> _Request_
All of the entries need to be written out again, exactly as they are.

> _Given data_

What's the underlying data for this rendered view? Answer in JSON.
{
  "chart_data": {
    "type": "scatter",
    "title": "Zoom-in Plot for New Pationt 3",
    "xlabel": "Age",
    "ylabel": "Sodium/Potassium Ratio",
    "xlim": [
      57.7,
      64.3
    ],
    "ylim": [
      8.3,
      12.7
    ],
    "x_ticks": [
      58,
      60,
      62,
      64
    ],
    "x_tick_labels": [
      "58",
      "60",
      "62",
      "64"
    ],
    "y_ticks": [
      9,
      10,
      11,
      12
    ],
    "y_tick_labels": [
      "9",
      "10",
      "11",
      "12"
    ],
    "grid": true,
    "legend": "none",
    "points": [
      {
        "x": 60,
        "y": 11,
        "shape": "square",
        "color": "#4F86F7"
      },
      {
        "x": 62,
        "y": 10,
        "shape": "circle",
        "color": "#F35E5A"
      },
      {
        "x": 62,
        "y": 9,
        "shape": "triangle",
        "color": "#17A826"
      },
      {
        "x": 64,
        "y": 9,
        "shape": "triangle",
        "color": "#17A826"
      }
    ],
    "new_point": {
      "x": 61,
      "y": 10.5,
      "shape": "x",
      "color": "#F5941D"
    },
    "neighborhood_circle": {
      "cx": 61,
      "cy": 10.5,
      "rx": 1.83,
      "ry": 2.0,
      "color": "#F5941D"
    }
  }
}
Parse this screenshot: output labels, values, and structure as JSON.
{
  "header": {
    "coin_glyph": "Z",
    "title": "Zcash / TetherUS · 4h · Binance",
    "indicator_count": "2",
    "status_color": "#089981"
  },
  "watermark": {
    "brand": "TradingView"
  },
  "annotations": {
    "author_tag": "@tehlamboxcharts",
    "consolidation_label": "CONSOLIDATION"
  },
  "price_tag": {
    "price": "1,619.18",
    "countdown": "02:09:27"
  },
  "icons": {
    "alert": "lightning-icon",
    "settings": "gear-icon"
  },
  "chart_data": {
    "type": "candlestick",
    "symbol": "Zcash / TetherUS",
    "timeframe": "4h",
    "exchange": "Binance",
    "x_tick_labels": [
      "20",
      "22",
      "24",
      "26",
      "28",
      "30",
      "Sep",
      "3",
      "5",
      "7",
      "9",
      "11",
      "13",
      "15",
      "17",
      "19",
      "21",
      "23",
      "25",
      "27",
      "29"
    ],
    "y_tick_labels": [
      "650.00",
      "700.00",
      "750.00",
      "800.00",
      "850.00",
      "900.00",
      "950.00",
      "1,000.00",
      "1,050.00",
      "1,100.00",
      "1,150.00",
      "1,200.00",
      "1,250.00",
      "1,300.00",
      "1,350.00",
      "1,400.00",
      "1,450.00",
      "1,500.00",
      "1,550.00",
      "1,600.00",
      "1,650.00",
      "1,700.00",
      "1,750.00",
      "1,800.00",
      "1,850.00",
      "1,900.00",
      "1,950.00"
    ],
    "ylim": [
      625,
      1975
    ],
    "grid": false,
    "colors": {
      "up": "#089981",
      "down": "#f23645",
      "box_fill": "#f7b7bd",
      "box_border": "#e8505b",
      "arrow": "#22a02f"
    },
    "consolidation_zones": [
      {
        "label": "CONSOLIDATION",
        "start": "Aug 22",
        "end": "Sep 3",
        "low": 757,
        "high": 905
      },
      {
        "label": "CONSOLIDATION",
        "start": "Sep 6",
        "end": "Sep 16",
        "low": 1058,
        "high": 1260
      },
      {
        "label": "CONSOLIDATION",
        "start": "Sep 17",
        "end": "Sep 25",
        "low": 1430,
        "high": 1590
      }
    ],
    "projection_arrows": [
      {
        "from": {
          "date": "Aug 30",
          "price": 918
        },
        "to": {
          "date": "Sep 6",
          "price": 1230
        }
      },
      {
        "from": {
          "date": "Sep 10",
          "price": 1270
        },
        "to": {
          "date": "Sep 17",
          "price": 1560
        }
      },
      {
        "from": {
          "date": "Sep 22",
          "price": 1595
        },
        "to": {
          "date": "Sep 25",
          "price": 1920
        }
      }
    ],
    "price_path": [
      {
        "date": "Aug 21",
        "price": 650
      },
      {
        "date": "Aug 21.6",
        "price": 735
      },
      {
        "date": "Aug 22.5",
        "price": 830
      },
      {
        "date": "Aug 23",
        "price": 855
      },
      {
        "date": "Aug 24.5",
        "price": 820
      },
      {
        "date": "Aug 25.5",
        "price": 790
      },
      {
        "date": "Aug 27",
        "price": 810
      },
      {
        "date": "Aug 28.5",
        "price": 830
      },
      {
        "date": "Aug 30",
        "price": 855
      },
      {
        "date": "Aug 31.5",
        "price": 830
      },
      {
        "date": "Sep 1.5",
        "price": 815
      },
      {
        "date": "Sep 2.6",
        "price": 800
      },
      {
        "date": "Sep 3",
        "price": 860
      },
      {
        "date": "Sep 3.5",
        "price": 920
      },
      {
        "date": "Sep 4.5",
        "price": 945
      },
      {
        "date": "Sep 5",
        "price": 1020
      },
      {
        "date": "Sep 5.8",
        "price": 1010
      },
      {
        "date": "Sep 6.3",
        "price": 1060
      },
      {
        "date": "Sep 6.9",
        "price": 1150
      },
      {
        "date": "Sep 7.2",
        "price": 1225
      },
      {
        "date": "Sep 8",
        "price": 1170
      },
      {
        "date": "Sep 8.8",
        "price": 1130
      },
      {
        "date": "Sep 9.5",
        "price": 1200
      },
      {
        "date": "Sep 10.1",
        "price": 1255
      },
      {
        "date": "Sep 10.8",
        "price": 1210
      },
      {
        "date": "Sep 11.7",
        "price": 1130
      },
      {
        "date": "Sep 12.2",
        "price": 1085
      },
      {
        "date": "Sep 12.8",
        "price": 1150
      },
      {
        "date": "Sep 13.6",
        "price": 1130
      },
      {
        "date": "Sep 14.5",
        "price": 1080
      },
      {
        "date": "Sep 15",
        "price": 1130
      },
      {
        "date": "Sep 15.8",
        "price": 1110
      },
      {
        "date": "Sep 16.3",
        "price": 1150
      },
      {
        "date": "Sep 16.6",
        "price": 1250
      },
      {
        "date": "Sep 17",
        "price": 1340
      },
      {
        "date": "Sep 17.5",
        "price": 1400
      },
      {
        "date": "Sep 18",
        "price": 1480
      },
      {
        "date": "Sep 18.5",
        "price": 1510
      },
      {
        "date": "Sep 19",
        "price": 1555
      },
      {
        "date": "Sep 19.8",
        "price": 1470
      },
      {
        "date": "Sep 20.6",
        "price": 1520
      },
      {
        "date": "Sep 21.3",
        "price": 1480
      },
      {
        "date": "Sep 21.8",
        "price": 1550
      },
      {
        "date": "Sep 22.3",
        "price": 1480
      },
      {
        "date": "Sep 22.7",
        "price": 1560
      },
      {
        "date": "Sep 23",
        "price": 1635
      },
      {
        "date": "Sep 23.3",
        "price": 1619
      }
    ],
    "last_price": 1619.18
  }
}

> _Completed exercise_
What's the underlying data for this rendered view? Answer in JSON.
{
  "chart_data": {
    "type": "scatter",
    "title": "Zoom-in Plot for New Pationt 3",
    "xlabel": "Age",
    "ylabel": "Sodium/Potassium Ratio",
    "xlim": [
      57.7,
      64.3
    ],
    "ylim": [
      8.3,
      12.7
    ],
    "x_ticks": [
      58,
      60,
      62,
      64
    ],
    "x_tick_labels": [
      "58",
      "60",
      "62",
      "64"
    ],
    "y_ticks": [
      9,
      10,
      11,
      12
    ],
    "y_tick_labels": [
      "9",
      "10",
      "11",
      "12"
    ],
    "grid": true,
    "legend": "none",
    "points": [
      {
        "x": 60,
        "y": 11,
        "shape": "square",
        "color": "#4F86F7"
      },
      {
        "x": 62,
        "y": 10,
        "shape": "circle",
        "color": "#F35E5A"
      },
      {
        "x": 62,
        "y": 9,
        "shape": "triangle",
        "color": "#17A826"
      },
      {
        "x": 64,
        "y": 9,
        "shape": "triangle",
        "color": "#17A826"
      }
    ],
    "new_point": {
      "x": 61,
      "y": 10.5,
      "shape": "x",
      "color": "#F5941D"
    },
    "neighborhood_circle": {
      "cx": 61,
      "cy": 10.5,
      "rx": 1.83,
      "ry": 2.0,
      "color": "#F5941D"
    }
  }
}
Parse this screenshot: output labels, values, and structure as JSON.
{
  "header": {
    "coin_glyph": "Z",
    "title": "Zcash / TetherUS · 4h · Binance",
    "indicator_count": "2",
    "status_color": "#089981"
  },
  "watermark": {
    "brand": "TradingView"
  },
  "annotations": {
    "author_tag": "@tehlamboxcharts",
    "consolidation_label": "CONSOLIDATION"
  },
  "price_tag": {
    "price": "1,619.18",
    "countdown": "02:09:27"
  },
  "icons": {
    "alert": "lightning-icon",
    "settings": "gear-icon"
  },
  "chart_data": {
    "type": "candlestick",
    "symbol": "Zcash / TetherUS",
    "timeframe": "4h",
    "exchange": "Binance",
    "x_tick_labels": [
      "20",
      "22",
      "24",
      "26",
      "28",
      "30",
      "Sep",
      "3",
      "5",
      "7",
      "9",
      "11",
      "13",
      "15",
      "17",
      "19",
      "21",
      "23",
      "25",
      "27",
      "29"
    ],
    "y_tick_labels": [
      "650.00",
      "700.00",
      "750.00",
      "800.00",
      "850.00",
      "900.00",
      "950.00",
      "1,000.00",
      "1,050.00",
      "1,100.00",
      "1,150.00",
      "1,200.00",
      "1,250.00",
      "1,300.00",
      "1,350.00",
      "1,400.00",
      "1,450.00",
      "1,500.00",
      "1,550.00",
      "1,600.00",
      "1,650.00",
      "1,700.00",
      "1,750.00",
      "1,800.00",
      "1,850.00",
      "1,900.00",
      "1,950.00"
    ],
    "ylim": [
      625,
      1975
    ],
    "grid": false,
    "colors": {
      "up": "#089981",
      "down": "#f23645",
      "box_fill": "#f7b7bd",
      "box_border": "#e8505b",
      "arrow": "#22a02f"
    },
    "consolidation_zones": [
      {
        "label": "CONSOLIDATION",
        "start": "Aug 22",
        "end": "Sep 3",
        "low": 757,
        "high": 905
      },
      {
        "label": "CONSOLIDATION",
        "start": "Sep 6",
        "end": "Sep 16",
        "low": 1058,
        "high": 1260
      },
      {
        "label": "CONSOLIDATION",
        "start": "Sep 17",
        "end": "Sep 25",
        "low": 1430,
        "high": 1590
      }
    ],
    "projection_arrows": [
      {
        "from": {
          "date": "Aug 30",
          "price": 918
        },
        "to": {
          "date": "Sep 6",
          "price": 1230
        }
      },
      {
        "from": {
          "date": "Sep 10",
          "price": 1270
        },
        "to": {
          "date": "Sep 17",
          "price": 1560
        }
      },
      {
        "from": {
          "date": "Sep 22",
          "price": 1595
        },
        "to": {
          "date": "Sep 25",
          "price": 1920
        }
      }
    ],
    "price_path": [
      {
        "date": "Aug 21",
        "price": 650
      },
      {
        "date": "Aug 21.6",
        "price": 735
      },
      {
        "date": "Aug 22.5",
        "price": 830
      },
      {
        "date": "Aug 23",
        "price": 855
      },
      {
        "date": "Aug 24.5",
        "price": 820
      },
      {
        "date": "Aug 25.5",
        "price": 790
      },
      {
        "date": "Aug 27",
        "price": 810
      },
      {
        "date": "Aug 28.5",
        "price": 830
      },
      {
        "date": "Aug 30",
        "price": 855
      },
      {
        "date": "Aug 31.5",
        "price": 830
      },
      {
        "date": "Sep 1.5",
        "price": 815
      },
      {
        "date": "Sep 2.6",
        "price": 800
      },
      {
        "date": "Sep 3",
        "price": 860
      },
      {
        "date": "Sep 3.5",
        "price": 920
      },
      {
        "date": "Sep 4.5",
        "price": 945
      },
      {
        "date": "Sep 5",
        "price": 1020
      },
      {
        "date": "Sep 5.8",
        "price": 1010
      },
      {
        "date": "Sep 6.3",
        "price": 1060
      },
      {
        "date": "Sep 6.9",
        "price": 1150
      },
      {
        "date": "Sep 7.2",
        "price": 1225
      },
      {
        "date": "Sep 8",
        "price": 1170
      },
      {
        "date": "Sep 8.8",
        "price": 1130
      },
      {
        "date": "Sep 9.5",
        "price": 1200
      },
      {
        "date": "Sep 10.1",
        "price": 1255
      },
      {
        "date": "Sep 10.8",
        "price": 1210
      },
      {
        "date": "Sep 11.7",
        "price": 1130
      },
      {
        "date": "Sep 12.2",
        "price": 1085
      },
      {
        "date": "Sep 12.8",
        "price": 1150
      },
      {
        "date": "Sep 13.6",
        "price": 1130
      },
      {
        "date": "Sep 14.5",
        "price": 1080
      },
      {
        "date": "Sep 15",
        "price": 1130
      },
      {
        "date": "Sep 15.8",
        "price": 1110
      },
      {
        "date": "Sep 16.3",
        "price": 1150
      },
      {
        "date": "Sep 16.6",
        "price": 1250
      },
      {
        "date": "Sep 17",
        "price": 1340
      },
      {
        "date": "Sep 17.5",
        "price": 1400
      },
      {
        "date": "Sep 18",
        "price": 1480
      },
      {
        "date": "Sep 18.5",
        "price": 1510
      },
      {
        "date": "Sep 19",
        "price": 1555
      },
      {
        "date": "Sep 19.8",
        "price": 1470
      },
      {
        "date": "Sep 20.6",
        "price": 1520
      },
      {
        "date": "Sep 21.3",
        "price": 1480
      },
      {
        "date": "Sep 21.8",
        "price": 1550
      },
      {
        "date": "Sep 22.3",
        "price": 1480
      },
      {
        "date": "Sep 22.7",
        "price": 1560
      },
      {
        "date": "Sep 23",
        "price": 1635
      },
      {
        "date": "Sep 23.3",
        "price": 1619
      }
    ],
    "last_price": 1619.18
  }
}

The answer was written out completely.